• **Exercise**:
Without omitting anything, return the records precisely as given.

-- start of Information shown --

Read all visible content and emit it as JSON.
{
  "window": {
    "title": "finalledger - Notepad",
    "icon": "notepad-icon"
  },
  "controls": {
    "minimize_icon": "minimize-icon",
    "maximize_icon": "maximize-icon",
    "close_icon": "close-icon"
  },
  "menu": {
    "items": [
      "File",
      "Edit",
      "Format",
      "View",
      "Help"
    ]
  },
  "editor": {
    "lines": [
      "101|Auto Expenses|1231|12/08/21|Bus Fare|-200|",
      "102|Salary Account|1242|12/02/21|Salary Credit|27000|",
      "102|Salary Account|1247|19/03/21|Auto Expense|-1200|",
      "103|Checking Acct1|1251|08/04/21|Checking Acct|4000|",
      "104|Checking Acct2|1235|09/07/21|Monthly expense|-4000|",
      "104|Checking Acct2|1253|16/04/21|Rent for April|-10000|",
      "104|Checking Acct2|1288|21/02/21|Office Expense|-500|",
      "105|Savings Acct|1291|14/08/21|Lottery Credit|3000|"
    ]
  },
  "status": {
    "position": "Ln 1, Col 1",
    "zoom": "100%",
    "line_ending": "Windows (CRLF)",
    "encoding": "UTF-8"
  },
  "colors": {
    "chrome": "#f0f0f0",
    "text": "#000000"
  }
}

-- end of Information shown --

• **In response**:
Read all visible content and emit it as JSON.
{
  "window": {
    "title": "finalledger - Notepad",
    "icon": "notepad-icon"
  },
  "controls": {
    "minimize_icon": "minimize-icon",
    "maximize_icon": "maximize-icon",
    "close_icon": "close-icon"
  },
  "menu": {
    "items": [
      "File",
      "Edit",
      "Format",
      "View",
      "Help"
    ]
  },
  "editor": {
    "lines": [
      "101|Auto Expenses|1231|12/08/21|Bus Fare|-200|",
      "102|Salary Account|1242|12/02/21|Salary Credit|27000|",
      "102|Salary Account|1247|19/03/21|Auto Expense|-1200|",
      "103|Checking Acct1|1251|08/04/21|Checking Acct|4000|",
      "104|Checking Acct2|1235|09/07/21|Monthly expense|-4000|",
      "104|Checking Acct2|1253|16/04/21|Rent for April|-10000|",
      "104|Checking Acct2|1288|21/02/21|Office Expense|-500|",
      "105|Savings Acct|1291|14/08/21|Lottery Credit|3000|"
    ]
  },
  "status": {
    "position": "Ln 1, Col 1",
    "zoom": "100%",
    "line_ending": "Windows (CRLF)",
    "encoding": "UTF-8"
  },
  "colors": {
    "chrome": "#f0f0f0",
    "text": "#000000"
  }
}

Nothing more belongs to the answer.